> **EXERCISE**
Repeat the entire listing exactly.

> **DATA SHOWN**

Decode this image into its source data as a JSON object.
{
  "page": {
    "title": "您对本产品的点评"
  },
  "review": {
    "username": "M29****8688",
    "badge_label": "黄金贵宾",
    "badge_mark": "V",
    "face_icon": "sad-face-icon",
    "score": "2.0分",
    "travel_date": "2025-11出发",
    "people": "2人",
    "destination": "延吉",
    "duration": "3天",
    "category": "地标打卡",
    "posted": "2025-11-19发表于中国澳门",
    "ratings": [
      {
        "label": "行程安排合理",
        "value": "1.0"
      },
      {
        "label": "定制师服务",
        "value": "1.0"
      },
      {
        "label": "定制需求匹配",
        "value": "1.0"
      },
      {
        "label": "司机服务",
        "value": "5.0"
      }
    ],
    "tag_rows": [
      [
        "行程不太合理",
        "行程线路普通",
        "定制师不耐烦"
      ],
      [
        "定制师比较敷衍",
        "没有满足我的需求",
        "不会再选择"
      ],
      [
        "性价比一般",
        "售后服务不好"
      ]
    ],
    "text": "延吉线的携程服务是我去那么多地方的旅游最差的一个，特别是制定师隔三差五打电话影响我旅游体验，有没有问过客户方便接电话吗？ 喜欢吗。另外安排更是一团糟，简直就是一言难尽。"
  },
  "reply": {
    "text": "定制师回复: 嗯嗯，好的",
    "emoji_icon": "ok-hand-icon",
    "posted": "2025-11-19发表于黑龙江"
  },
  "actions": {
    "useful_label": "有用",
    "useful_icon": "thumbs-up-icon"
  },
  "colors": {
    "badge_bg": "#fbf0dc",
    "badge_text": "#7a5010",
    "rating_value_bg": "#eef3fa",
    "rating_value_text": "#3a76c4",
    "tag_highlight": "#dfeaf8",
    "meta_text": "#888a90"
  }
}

> **THE RESULT**
Decode this image into its source data as a JSON object.
{
  "page": {
    "title": "您对本产品的点评"
  },
  "review": {
    "username": "M29****8688",
    "badge_label": "黄金贵宾",
    "badge_mark": "V",
    "face_icon": "sad-face-icon",
    "score": "2.0分",
    "travel_date": "2025-11出发",
    "people": "2人",
    "destination": "延吉",
    "duration": "3天",
    "category": "地标打卡",
    "posted": "2025-11-19发表于中国澳门",
    "ratings": [
      {
        "label": "行程安排合理",
        "value": "1.0"
      },
      {
        "label": "定制师服务",
        "value": "1.0"
      },
      {
        "label": "定制需求匹配",
        "value": "1.0"
      },
      {
        "label": "司机服务",
        "value": "5.0"
      }
    ],
    "tag_rows": [
      [
        "行程不太合理",
        "行程线路普通",
        "定制师不耐烦"
      ],
      [
        "定制师比较敷衍",
        "没有满足我的需求",
        "不会再选择"
      ],
      [
        "性价比一般",
        "售后服务不好"
      ]
    ],
    "text": "延吉线的携程服务是我去那么多地方的旅游最差的一个，特别是制定师隔三差五打电话影响我旅游体验，有没有问过客户方便接电话吗？ 喜欢吗。另外安排更是一团糟，简直就是一言难尽。"
  },
  "reply": {
    "text": "定制师回复: 嗯嗯，好的",
    "emoji_icon": "ok-hand-icon",
    "posted": "2025-11-19发表于黑龙江"
  },
  "actions": {
    "useful_label": "有用",
    "useful_icon": "thumbs-up-icon"
  },
  "colors": {
    "badge_bg": "#fbf0dc",
    "badge_text": "#7a5010",
    "rating_value_bg": "#eef3fa",
    "rating_value_text": "#3a76c4",
    "tag_highlight": "#dfeaf8",
    "meta_text": "#888a90"
  }
}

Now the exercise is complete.